▶ [Stated task] List all lines of the data containing the word "subtitle".

Items listed in a dataset
----
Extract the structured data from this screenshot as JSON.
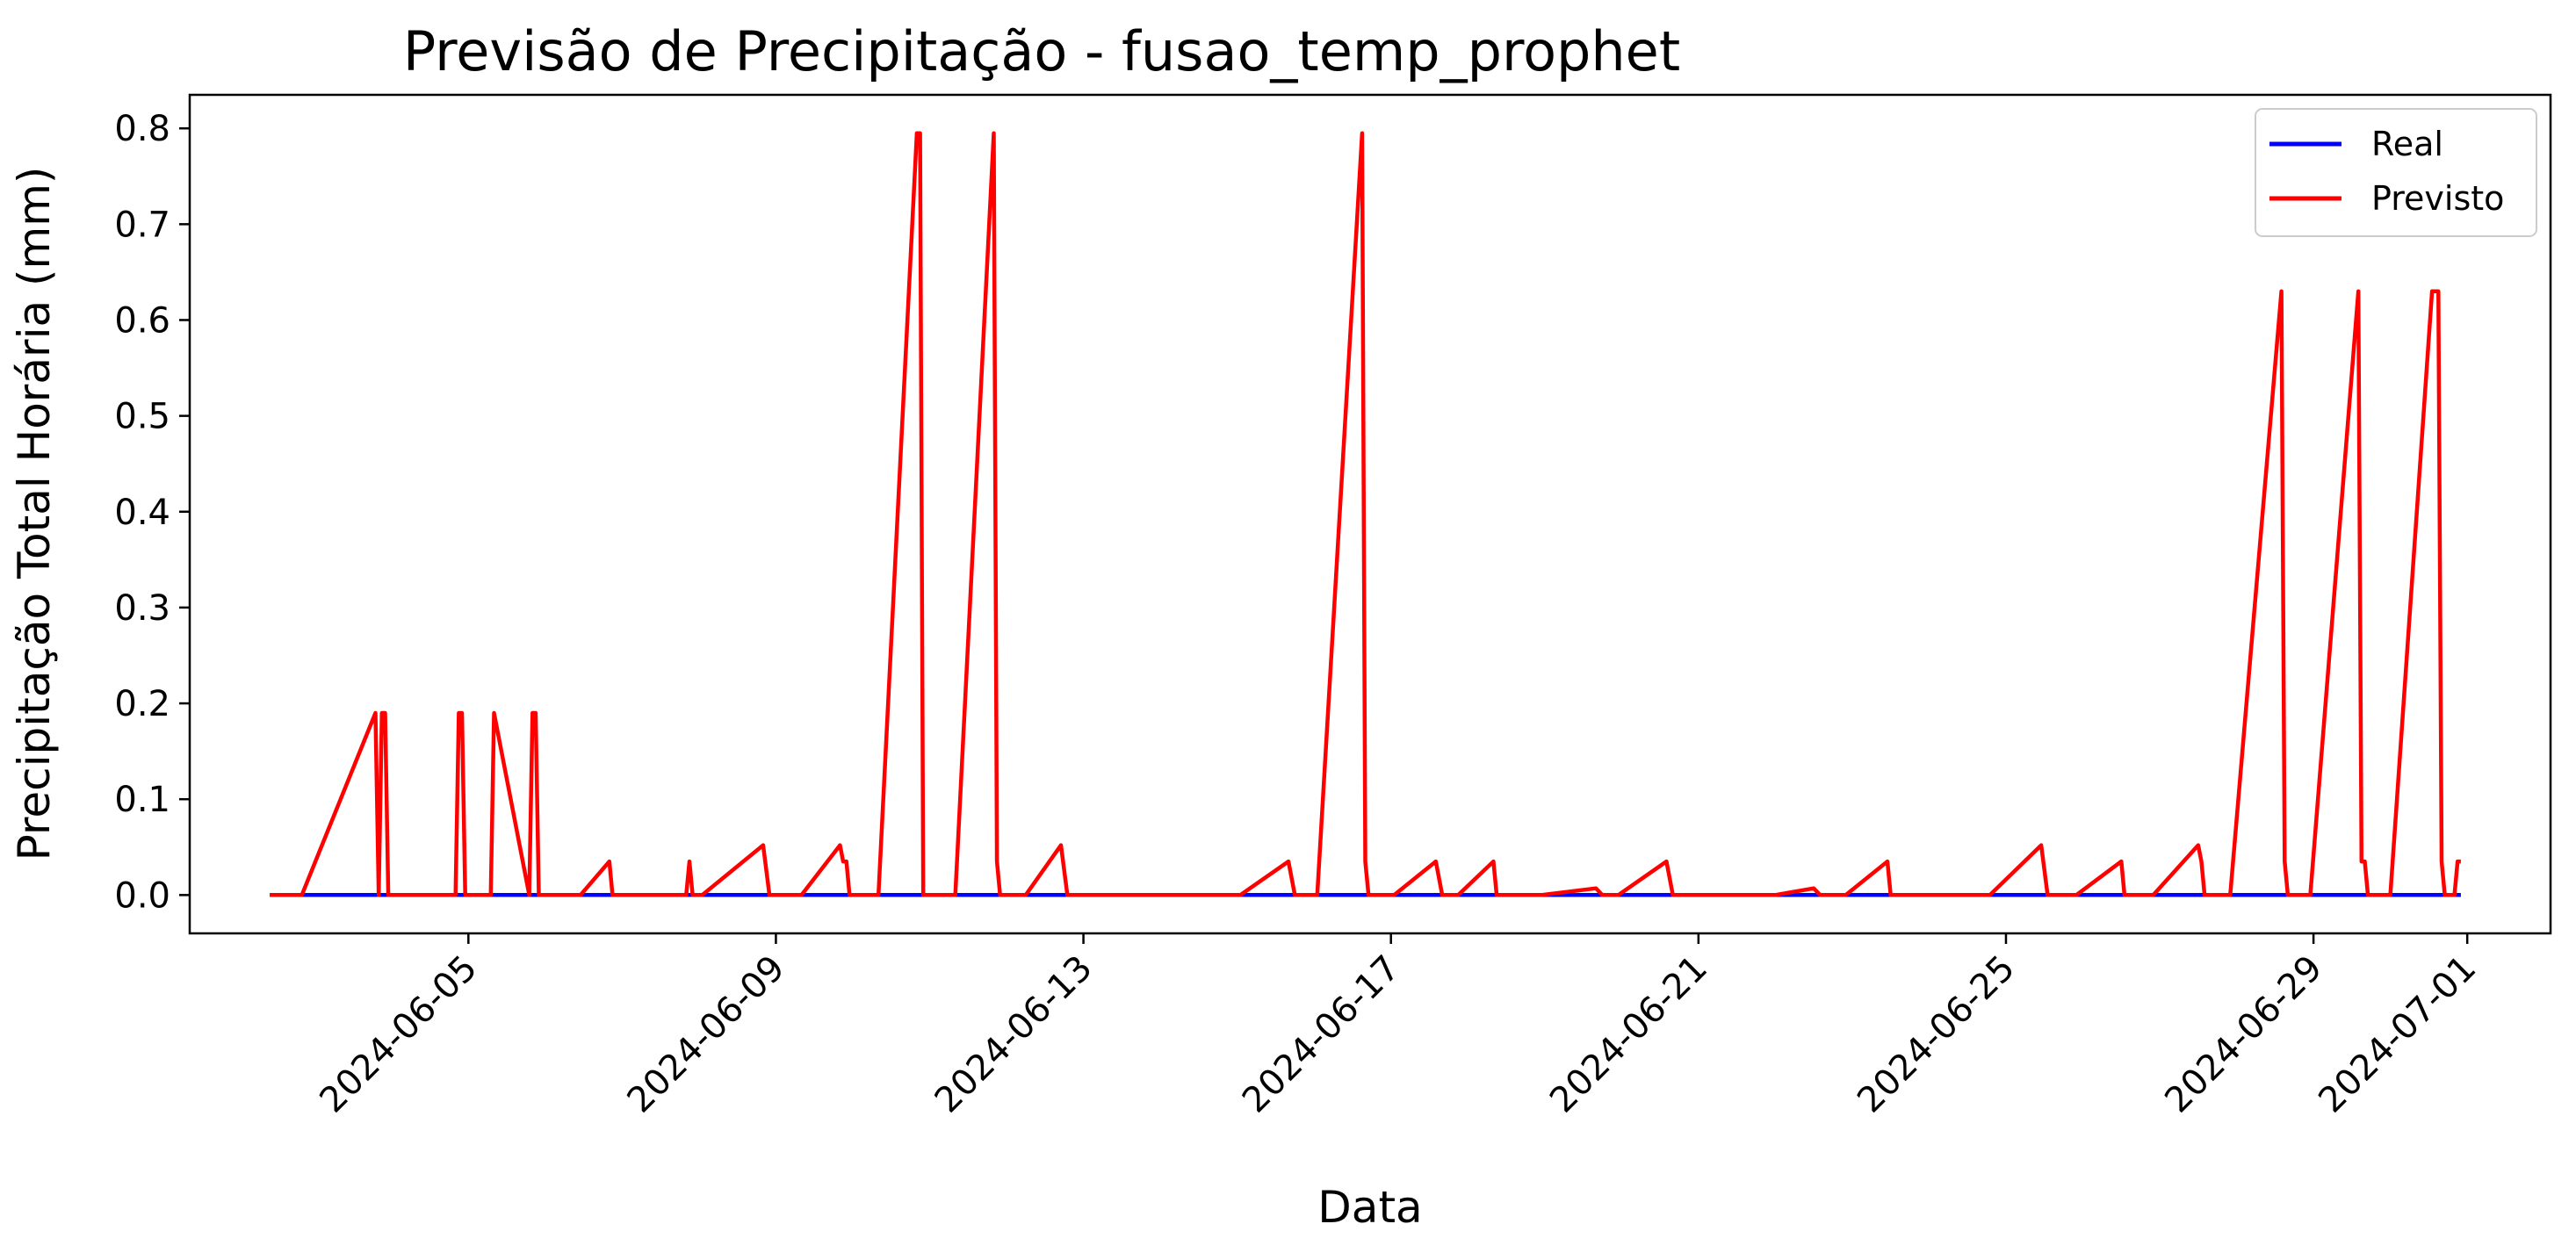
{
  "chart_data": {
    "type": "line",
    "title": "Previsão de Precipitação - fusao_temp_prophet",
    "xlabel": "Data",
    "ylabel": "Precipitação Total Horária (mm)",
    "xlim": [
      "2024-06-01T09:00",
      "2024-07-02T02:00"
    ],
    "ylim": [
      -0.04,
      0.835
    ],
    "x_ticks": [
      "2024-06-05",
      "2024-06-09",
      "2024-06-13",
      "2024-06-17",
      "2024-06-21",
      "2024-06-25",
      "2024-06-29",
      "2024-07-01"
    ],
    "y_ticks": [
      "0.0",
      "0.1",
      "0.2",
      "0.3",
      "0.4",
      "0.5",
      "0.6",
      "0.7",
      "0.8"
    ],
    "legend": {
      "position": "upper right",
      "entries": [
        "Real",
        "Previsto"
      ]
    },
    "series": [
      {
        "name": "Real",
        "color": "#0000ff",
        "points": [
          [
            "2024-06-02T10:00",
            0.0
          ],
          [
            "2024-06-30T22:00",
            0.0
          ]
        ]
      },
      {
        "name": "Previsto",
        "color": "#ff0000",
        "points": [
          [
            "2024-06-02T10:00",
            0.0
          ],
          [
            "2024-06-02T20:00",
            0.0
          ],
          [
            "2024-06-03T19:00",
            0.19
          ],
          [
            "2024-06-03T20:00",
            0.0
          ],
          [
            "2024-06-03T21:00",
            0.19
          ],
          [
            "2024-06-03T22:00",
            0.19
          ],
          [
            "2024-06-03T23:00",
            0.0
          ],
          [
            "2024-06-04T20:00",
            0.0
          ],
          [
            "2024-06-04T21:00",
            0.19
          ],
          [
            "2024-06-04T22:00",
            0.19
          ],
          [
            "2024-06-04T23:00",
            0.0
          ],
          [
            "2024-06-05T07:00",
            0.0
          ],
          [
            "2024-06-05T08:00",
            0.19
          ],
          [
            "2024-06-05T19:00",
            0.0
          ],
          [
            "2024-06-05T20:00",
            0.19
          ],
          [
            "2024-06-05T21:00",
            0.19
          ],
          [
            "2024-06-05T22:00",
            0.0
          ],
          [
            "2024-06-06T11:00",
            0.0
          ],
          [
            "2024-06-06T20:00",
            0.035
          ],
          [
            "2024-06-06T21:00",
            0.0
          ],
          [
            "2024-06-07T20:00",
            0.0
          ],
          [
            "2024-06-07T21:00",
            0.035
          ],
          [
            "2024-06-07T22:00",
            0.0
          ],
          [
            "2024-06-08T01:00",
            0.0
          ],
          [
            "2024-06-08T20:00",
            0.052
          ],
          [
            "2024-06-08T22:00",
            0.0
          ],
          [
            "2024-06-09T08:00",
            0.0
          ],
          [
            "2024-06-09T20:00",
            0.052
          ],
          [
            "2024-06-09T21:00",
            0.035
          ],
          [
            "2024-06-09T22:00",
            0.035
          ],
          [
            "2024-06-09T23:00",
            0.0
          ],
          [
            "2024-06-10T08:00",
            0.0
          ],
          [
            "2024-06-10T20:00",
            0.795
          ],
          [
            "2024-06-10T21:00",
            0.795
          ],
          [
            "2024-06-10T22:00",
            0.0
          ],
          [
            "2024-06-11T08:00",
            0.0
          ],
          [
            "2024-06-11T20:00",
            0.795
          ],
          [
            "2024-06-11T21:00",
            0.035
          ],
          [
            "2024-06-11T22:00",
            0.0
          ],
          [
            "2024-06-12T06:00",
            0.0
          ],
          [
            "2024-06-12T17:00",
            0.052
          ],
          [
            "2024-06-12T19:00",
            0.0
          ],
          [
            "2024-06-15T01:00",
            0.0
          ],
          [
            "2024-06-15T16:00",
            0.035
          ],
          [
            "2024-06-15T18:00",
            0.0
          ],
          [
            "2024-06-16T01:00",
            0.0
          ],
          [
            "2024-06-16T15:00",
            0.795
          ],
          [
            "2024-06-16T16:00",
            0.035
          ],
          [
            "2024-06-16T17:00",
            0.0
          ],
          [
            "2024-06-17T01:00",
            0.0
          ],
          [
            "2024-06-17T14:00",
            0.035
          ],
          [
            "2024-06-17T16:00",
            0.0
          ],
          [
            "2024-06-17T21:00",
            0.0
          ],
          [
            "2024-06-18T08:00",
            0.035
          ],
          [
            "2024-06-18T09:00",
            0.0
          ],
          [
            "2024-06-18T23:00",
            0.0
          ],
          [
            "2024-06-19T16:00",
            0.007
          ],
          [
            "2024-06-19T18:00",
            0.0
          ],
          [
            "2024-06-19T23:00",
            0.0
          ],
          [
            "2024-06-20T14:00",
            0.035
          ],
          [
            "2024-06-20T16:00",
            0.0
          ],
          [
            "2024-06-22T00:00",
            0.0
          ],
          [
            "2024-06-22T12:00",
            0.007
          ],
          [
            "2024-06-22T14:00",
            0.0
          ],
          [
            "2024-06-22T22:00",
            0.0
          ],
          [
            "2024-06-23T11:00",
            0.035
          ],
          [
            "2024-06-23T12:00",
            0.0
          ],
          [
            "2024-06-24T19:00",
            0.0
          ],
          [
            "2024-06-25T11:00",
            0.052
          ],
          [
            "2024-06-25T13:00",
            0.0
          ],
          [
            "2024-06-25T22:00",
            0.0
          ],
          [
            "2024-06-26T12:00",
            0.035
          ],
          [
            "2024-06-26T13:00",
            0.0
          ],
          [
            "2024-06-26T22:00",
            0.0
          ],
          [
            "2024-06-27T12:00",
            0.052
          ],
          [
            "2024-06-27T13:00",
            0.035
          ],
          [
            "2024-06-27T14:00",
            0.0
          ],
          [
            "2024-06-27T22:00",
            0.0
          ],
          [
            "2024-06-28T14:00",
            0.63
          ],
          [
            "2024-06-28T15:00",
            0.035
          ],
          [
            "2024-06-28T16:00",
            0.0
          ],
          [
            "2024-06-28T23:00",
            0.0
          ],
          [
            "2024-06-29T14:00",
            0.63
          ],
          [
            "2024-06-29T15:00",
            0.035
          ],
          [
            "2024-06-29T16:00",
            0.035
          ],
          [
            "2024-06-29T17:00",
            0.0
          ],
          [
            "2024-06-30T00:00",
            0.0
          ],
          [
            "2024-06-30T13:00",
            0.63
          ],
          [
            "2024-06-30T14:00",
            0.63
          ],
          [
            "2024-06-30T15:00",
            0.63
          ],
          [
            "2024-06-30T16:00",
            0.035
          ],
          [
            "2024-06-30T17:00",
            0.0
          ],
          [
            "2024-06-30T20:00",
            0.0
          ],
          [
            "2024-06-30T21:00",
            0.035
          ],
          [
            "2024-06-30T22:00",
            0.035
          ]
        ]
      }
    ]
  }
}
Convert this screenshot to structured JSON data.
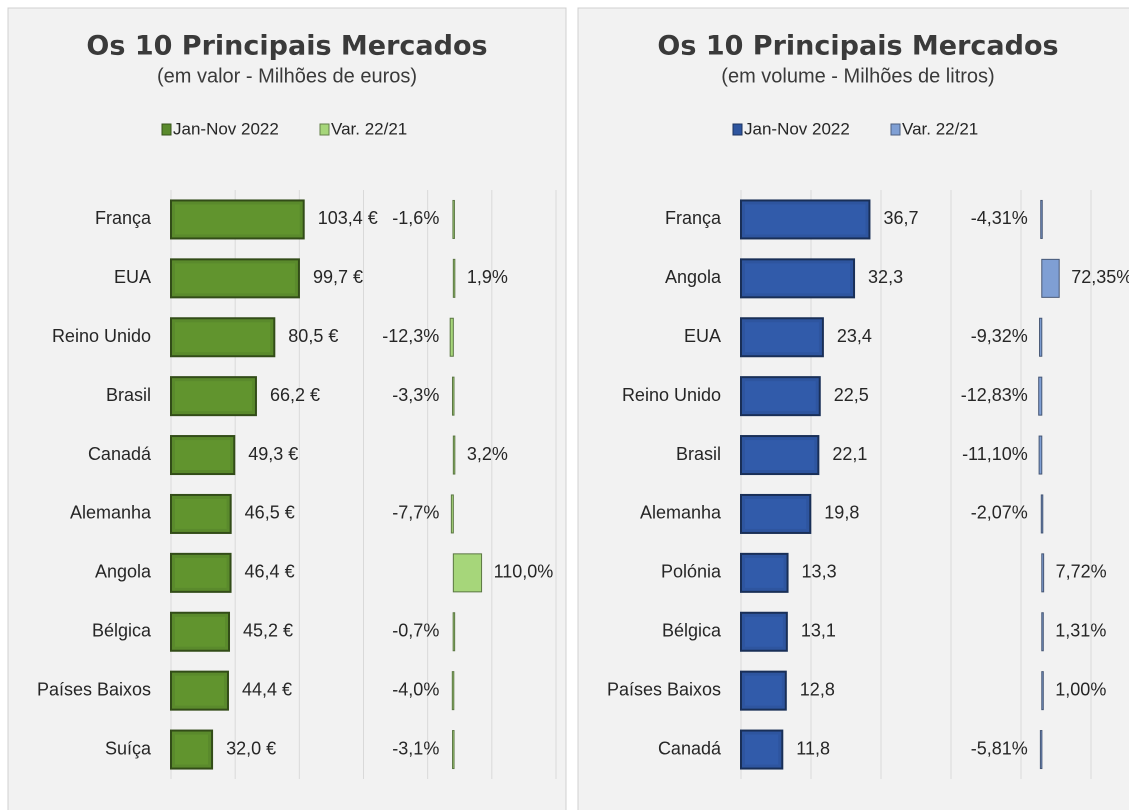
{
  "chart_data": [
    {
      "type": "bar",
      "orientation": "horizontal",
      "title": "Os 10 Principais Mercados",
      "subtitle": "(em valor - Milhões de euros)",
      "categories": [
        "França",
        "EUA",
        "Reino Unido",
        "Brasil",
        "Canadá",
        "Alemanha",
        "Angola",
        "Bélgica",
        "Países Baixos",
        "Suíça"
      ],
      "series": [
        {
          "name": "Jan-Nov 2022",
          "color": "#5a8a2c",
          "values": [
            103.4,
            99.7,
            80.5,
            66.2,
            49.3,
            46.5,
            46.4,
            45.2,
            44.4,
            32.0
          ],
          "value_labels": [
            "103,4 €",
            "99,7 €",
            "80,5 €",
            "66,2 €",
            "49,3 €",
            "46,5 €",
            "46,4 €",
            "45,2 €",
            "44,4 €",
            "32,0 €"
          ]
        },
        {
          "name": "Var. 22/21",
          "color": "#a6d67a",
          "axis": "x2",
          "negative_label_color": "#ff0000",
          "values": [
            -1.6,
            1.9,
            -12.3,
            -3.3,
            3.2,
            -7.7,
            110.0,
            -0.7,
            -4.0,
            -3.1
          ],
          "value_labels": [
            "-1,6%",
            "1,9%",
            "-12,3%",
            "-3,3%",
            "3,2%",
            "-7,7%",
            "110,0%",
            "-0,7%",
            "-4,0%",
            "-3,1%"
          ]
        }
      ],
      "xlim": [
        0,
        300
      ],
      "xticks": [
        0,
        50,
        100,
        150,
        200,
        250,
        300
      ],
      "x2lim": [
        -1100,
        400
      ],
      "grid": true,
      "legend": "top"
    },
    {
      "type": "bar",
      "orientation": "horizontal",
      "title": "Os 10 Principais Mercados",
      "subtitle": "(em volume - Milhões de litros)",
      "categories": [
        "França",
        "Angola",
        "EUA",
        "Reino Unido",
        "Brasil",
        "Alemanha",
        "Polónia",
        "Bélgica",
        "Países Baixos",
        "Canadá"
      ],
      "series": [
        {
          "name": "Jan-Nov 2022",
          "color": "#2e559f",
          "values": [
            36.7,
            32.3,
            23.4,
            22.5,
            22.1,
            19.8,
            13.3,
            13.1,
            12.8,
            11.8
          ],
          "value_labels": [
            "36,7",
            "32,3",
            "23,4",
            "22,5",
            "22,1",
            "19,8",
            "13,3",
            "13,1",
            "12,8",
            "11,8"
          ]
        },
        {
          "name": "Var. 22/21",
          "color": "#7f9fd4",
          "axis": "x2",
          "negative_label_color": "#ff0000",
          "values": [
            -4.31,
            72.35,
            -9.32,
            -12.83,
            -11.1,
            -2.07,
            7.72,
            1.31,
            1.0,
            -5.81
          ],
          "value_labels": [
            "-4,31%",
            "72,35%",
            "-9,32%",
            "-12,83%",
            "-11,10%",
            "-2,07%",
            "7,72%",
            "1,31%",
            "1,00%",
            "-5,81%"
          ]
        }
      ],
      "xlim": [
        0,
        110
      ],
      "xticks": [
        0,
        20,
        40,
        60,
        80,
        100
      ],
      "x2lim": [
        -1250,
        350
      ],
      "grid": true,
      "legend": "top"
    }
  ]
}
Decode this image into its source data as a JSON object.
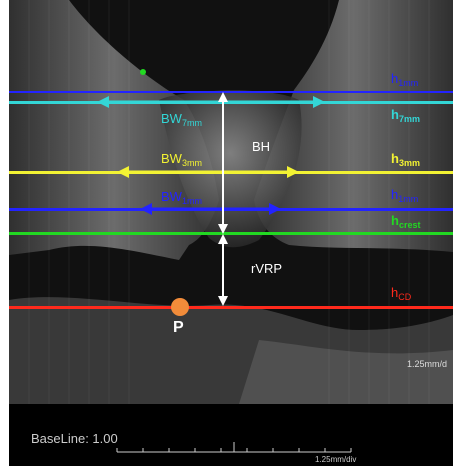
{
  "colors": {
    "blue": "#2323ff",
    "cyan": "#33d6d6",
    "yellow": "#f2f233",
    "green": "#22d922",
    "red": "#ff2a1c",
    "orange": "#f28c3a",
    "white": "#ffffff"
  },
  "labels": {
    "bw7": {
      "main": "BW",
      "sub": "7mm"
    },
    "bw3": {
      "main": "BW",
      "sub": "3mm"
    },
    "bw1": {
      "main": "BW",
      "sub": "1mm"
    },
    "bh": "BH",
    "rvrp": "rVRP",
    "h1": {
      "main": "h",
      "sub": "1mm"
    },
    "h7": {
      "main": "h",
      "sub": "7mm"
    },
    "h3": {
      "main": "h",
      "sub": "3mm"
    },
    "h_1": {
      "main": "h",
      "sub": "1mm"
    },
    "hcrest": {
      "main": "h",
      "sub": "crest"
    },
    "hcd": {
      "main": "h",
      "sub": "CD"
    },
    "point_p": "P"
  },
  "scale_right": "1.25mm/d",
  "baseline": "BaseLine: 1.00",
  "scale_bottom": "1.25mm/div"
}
----
▶ [Worked answer]
      "subtitle": "(em valor - Milhões de euros)",
      "subtitle": "(em volume - Milhões de litros)",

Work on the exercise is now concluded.